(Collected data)
•••••

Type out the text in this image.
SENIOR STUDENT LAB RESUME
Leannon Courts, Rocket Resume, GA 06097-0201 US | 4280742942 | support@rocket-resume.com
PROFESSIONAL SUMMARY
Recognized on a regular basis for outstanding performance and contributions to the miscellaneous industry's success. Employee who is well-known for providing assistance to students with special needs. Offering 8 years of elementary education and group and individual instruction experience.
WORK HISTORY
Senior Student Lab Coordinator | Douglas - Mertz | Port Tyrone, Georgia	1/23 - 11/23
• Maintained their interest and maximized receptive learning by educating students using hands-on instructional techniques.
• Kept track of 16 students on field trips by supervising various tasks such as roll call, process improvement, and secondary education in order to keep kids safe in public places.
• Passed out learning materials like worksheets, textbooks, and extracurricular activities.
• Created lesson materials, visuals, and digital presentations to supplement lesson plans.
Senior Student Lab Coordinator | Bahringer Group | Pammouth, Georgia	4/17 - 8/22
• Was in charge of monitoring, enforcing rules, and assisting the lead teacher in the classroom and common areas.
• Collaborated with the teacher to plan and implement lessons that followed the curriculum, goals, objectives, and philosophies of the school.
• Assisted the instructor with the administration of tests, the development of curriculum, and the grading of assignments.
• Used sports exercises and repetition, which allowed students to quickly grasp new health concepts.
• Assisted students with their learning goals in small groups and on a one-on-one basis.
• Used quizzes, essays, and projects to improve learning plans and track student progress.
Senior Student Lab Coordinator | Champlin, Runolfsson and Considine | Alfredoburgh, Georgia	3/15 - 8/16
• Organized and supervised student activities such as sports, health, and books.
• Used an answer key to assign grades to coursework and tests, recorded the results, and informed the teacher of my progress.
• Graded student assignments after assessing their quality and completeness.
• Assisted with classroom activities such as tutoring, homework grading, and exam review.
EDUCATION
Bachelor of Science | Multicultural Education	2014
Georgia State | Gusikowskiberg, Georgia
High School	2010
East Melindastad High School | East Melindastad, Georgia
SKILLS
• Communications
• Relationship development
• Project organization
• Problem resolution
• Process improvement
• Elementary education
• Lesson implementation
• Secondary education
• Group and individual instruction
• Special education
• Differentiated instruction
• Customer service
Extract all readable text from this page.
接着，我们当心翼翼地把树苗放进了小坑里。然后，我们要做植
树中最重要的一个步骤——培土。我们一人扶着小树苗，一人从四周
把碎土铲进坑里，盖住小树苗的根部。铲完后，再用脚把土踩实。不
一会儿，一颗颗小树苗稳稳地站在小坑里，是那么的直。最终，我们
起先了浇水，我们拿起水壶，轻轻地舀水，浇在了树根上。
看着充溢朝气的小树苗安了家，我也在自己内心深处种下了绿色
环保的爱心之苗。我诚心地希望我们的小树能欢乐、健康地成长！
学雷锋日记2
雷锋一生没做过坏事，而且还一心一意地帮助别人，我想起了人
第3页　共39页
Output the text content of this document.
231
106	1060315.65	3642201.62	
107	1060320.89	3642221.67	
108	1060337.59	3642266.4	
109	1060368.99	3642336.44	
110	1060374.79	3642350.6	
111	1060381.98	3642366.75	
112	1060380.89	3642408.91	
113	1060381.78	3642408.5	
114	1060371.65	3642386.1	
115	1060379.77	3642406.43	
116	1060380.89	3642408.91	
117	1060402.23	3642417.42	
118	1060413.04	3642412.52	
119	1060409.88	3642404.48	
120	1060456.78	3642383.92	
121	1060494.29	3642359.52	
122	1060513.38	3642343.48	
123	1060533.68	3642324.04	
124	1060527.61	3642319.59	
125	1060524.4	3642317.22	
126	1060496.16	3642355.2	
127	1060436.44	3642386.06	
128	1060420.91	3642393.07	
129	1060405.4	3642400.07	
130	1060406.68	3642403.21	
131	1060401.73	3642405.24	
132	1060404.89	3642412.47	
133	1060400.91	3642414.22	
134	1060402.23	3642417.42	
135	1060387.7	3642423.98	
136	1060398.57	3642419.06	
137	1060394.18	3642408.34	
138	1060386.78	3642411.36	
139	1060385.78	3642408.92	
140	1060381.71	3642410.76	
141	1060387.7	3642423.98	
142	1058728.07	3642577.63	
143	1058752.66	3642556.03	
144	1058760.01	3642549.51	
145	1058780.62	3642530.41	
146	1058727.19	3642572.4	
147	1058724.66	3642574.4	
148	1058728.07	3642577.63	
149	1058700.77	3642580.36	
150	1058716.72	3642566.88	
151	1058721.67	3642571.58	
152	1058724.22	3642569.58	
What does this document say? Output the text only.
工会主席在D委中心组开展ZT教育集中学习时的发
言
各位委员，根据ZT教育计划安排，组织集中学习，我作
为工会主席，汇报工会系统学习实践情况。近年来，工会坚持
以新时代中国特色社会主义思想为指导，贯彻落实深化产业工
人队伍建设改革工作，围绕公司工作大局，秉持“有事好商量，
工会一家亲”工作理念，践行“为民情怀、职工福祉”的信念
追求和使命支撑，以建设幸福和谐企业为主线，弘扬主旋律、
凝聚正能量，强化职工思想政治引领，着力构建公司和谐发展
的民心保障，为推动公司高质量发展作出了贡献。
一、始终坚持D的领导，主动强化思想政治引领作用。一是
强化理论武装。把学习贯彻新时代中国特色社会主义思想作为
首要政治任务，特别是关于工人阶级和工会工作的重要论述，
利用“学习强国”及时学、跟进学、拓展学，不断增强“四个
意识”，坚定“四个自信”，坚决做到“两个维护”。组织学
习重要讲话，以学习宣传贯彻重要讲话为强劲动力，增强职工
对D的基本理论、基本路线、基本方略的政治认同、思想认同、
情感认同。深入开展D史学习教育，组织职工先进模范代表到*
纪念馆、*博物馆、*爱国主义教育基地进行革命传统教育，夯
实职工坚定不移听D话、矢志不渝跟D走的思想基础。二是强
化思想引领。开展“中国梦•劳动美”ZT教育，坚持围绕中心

•••••

**Stated task:**
Quote each line of the listing above exactly.

**The answer:**
Type out the text in this image.
SENIOR STUDENT LAB RESUME
Leannon Courts, Rocket Resume, GA 06097-0201 US | 4280742942 | support@rocket-resume.com
PROFESSIONAL SUMMARY
Recognized on a regular basis for outstanding performance and contributions to the miscellaneous industry's success. Employee who is well-known for providing assistance to students with special needs. Offering 8 years of elementary education and group and individual instruction experience.
WORK HISTORY
Senior Student Lab Coordinator | Douglas - Mertz | Port Tyrone, Georgia	1/23 - 11/23
• Maintained their interest and maximized receptive learning by educating students using hands-on instructional techniques.
• Kept track of 16 students on field trips by supervising various tasks such as roll call, process improvement, and secondary education in order to keep kids safe in public places.
• Passed out learning materials like worksheets, textbooks, and extracurricular activities.
• Created lesson materials, visuals, and digital presentations to supplement lesson plans.
Senior Student Lab Coordinator | Bahringer Group | Pammouth, Georgia	4/17 - 8/22
• Was in charge of monitoring, enforcing rules, and assisting the lead teacher in the classroom and common areas.
• Collaborated with the teacher to plan and implement lessons that followed the curriculum, goals, objectives, and philosophies of the school.
• Assisted the instructor with the administration of tests, the development of curriculum, and the grading of assignments.
• Used sports exercises and repetition, which allowed students to quickly grasp new health concepts.
• Assisted students with their learning goals in small groups and on a one-on-one basis.
• Used quizzes, essays, and projects to improve learning plans and track student progress.
Senior Student Lab Coordinator | Champlin, Runolfsson and Considine | Alfredoburgh, Georgia	3/15 - 8/16
• Organized and supervised student activities such as sports, health, and books.
• Used an answer key to assign grades to coursework and tests, recorded the results, and informed the teacher of my progress.
• Graded student assignments after assessing their quality and completeness.
• Assisted with classroom activities such as tutoring, homework grading, and exam review.
EDUCATION
Bachelor of Science | Multicultural Education	2014
Georgia State | Gusikowskiberg, Georgia
High School	2010
East Melindastad High School | East Melindastad, Georgia
SKILLS
• Communications
• Relationship development
• Project organization
• Problem resolution
• Process improvement
• Elementary education
• Lesson implementation
• Secondary education
• Group and individual instruction
• Special education
• Differentiated instruction
• Customer service
Extract all readable text from this page.
接着，我们当心翼翼地把树苗放进了小坑里。然后，我们要做植
树中最重要的一个步骤——培土。我们一人扶着小树苗，一人从四周
把碎土铲进坑里，盖住小树苗的根部。铲完后，再用脚把土踩实。不
一会儿，一颗颗小树苗稳稳地站在小坑里，是那么的直。最终，我们
起先了浇水，我们拿起水壶，轻轻地舀水，浇在了树根上。
看着充溢朝气的小树苗安了家，我也在自己内心深处种下了绿色
环保的爱心之苗。我诚心地希望我们的小树能欢乐、健康地成长！
学雷锋日记2
雷锋一生没做过坏事，而且还一心一意地帮助别人，我想起了人
第3页　共39页
Output the text content of this document.
231
106	1060315.65	3642201.62	
107	1060320.89	3642221.67	
108	1060337.59	3642266.4	
109	1060368.99	3642336.44	
110	1060374.79	3642350.6	
111	1060381.98	3642366.75	
112	1060380.89	3642408.91	
113	1060381.78	3642408.5	
114	1060371.65	3642386.1	
115	1060379.77	3642406.43	
116	1060380.89	3642408.91	
117	1060402.23	3642417.42	
118	1060413.04	3642412.52	
119	1060409.88	3642404.48	
120	1060456.78	3642383.92	
121	1060494.29	3642359.52	
122	1060513.38	3642343.48	
123	1060533.68	3642324.04	
124	1060527.61	3642319.59	
125	1060524.4	3642317.22	
126	1060496.16	3642355.2	
127	1060436.44	3642386.06	
128	1060420.91	3642393.07	
129	1060405.4	3642400.07	
130	1060406.68	3642403.21	
131	1060401.73	3642405.24	
132	1060404.89	3642412.47	
133	1060400.91	3642414.22	
134	1060402.23	3642417.42	
135	1060387.7	3642423.98	
136	1060398.57	3642419.06	
137	1060394.18	3642408.34	
138	1060386.78	3642411.36	
139	1060385.78	3642408.92	
140	1060381.71	3642410.76	
141	1060387.7	3642423.98	
142	1058728.07	3642577.63	
143	1058752.66	3642556.03	
144	1058760.01	3642549.51	
145	1058780.62	3642530.41	
146	1058727.19	3642572.4	
147	1058724.66	3642574.4	
148	1058728.07	3642577.63	
149	1058700.77	3642580.36	
150	1058716.72	3642566.88	
151	1058721.67	3642571.58	
152	1058724.22	3642569.58	
What does this document say? Output the text only.
工会主席在D委中心组开展ZT教育集中学习时的发
言
各位委员，根据ZT教育计划安排，组织集中学习，我作
为工会主席，汇报工会系统学习实践情况。近年来，工会坚持
以新时代中国特色社会主义思想为指导，贯彻落实深化产业工
人队伍建设改革工作，围绕公司工作大局，秉持“有事好商量，
工会一家亲”工作理念，践行“为民情怀、职工福祉”的信念
追求和使命支撑，以建设幸福和谐企业为主线，弘扬主旋律、
凝聚正能量，强化职工思想政治引领，着力构建公司和谐发展
的民心保障，为推动公司高质量发展作出了贡献。
一、始终坚持D的领导，主动强化思想政治引领作用。一是
强化理论武装。把学习贯彻新时代中国特色社会主义思想作为
首要政治任务，特别是关于工人阶级和工会工作的重要论述，
利用“学习强国”及时学、跟进学、拓展学，不断增强“四个
意识”，坚定“四个自信”，坚决做到“两个维护”。组织学
习重要讲话，以学习宣传贯彻重要讲话为强劲动力，增强职工
对D的基本理论、基本路线、基本方略的政治认同、思想认同、
情感认同。深入开展D史学习教育，组织职工先进模范代表到*
纪念馆、*博物馆、*爱国主义教育基地进行革命传统教育，夯
实职工坚定不移听D话、矢志不渝跟D走的思想基础。二是强
化思想引领。开展“中国梦•劳动美”ZT教育，坚持围绕中心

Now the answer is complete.